■ **Exercise aim**:
Restate all of the data exactly.

■ **Input rows**:
════════════════════
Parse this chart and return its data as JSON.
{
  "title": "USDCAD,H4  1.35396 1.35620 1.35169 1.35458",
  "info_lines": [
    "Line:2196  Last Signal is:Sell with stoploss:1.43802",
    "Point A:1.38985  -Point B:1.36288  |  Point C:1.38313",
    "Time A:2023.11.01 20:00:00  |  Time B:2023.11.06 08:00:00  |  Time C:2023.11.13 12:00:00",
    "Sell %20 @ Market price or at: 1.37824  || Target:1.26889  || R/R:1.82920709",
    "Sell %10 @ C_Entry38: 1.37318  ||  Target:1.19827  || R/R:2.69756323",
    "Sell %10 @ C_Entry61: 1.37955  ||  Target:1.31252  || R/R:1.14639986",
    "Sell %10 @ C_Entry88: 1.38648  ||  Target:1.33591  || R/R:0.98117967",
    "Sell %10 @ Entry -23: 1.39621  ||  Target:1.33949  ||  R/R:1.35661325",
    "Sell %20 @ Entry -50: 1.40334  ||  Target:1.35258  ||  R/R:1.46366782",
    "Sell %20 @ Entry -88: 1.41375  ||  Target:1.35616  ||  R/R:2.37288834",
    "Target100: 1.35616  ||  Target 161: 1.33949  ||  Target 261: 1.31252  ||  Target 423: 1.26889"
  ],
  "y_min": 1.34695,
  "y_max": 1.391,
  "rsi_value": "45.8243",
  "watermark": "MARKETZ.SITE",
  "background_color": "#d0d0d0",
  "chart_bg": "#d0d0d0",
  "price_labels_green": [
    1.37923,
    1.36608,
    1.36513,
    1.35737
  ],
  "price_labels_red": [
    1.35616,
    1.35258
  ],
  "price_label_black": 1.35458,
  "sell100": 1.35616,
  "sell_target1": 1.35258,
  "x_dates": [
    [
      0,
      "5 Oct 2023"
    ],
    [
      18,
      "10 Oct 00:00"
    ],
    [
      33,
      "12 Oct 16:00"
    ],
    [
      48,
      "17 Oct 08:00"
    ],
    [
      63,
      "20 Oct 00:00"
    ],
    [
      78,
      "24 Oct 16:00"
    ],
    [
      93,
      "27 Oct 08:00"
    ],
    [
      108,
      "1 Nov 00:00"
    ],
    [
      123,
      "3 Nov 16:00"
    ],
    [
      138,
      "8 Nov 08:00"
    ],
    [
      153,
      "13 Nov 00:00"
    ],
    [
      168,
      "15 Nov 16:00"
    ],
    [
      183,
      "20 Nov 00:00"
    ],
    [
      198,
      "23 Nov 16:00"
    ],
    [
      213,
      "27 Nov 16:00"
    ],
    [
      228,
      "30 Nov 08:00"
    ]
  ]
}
════════════════════
■ **Task answer**:
Parse this chart and return its data as JSON.
{
  "title": "USDCAD,H4  1.35396 1.35620 1.35169 1.35458",
  "info_lines": [
    "Line:2196  Last Signal is:Sell with stoploss:1.43802",
    "Point A:1.38985  -Point B:1.36288  |  Point C:1.38313",
    "Time A:2023.11.01 20:00:00  |  Time B:2023.11.06 08:00:00  |  Time C:2023.11.13 12:00:00",
    "Sell %20 @ Market price or at: 1.37824  || Target:1.26889  || R/R:1.82920709",
    "Sell %10 @ C_Entry38: 1.37318  ||  Target:1.19827  || R/R:2.69756323",
    "Sell %10 @ C_Entry61: 1.37955  ||  Target:1.31252  || R/R:1.14639986",
    "Sell %10 @ C_Entry88: 1.38648  ||  Target:1.33591  || R/R:0.98117967",
    "Sell %10 @ Entry -23: 1.39621  ||  Target:1.33949  ||  R/R:1.35661325",
    "Sell %20 @ Entry -50: 1.40334  ||  Target:1.35258  ||  R/R:1.46366782",
    "Sell %20 @ Entry -88: 1.41375  ||  Target:1.35616  ||  R/R:2.37288834",
    "Target100: 1.35616  ||  Target 161: 1.33949  ||  Target 261: 1.31252  ||  Target 423: 1.26889"
  ],
  "y_min": 1.34695,
  "y_max": 1.391,
  "rsi_value": "45.8243",
  "watermark": "MARKETZ.SITE",
  "background_color": "#d0d0d0",
  "chart_bg": "#d0d0d0",
  "price_labels_green": [
    1.37923,
    1.36608,
    1.36513,
    1.35737
  ],
  "price_labels_red": [
    1.35616,
    1.35258
  ],
  "price_label_black": 1.35458,
  "sell100": 1.35616,
  "sell_target1": 1.35258,
  "x_dates": [
    [
      0,
      "5 Oct 2023"
    ],
    [
      18,
      "10 Oct 00:00"
    ],
    [
      33,
      "12 Oct 16:00"
    ],
    [
      48,
      "17 Oct 08:00"
    ],
    [
      63,
      "20 Oct 00:00"
    ],
    [
      78,
      "24 Oct 16:00"
    ],
    [
      93,
      "27 Oct 08:00"
    ],
    [
      108,
      "1 Nov 00:00"
    ],
    [
      123,
      "3 Nov 16:00"
    ],
    [
      138,
      "8 Nov 08:00"
    ],
    [
      153,
      "13 Nov 00:00"
    ],
    [
      168,
      "15 Nov 16:00"
    ],
    [
      183,
      "20 Nov 00:00"
    ],
    [
      198,
      "23 Nov 16:00"
    ],
    [
      213,
      "27 Nov 16:00"
    ],
    [
      228,
      "30 Nov 08:00"
    ]
  ]
}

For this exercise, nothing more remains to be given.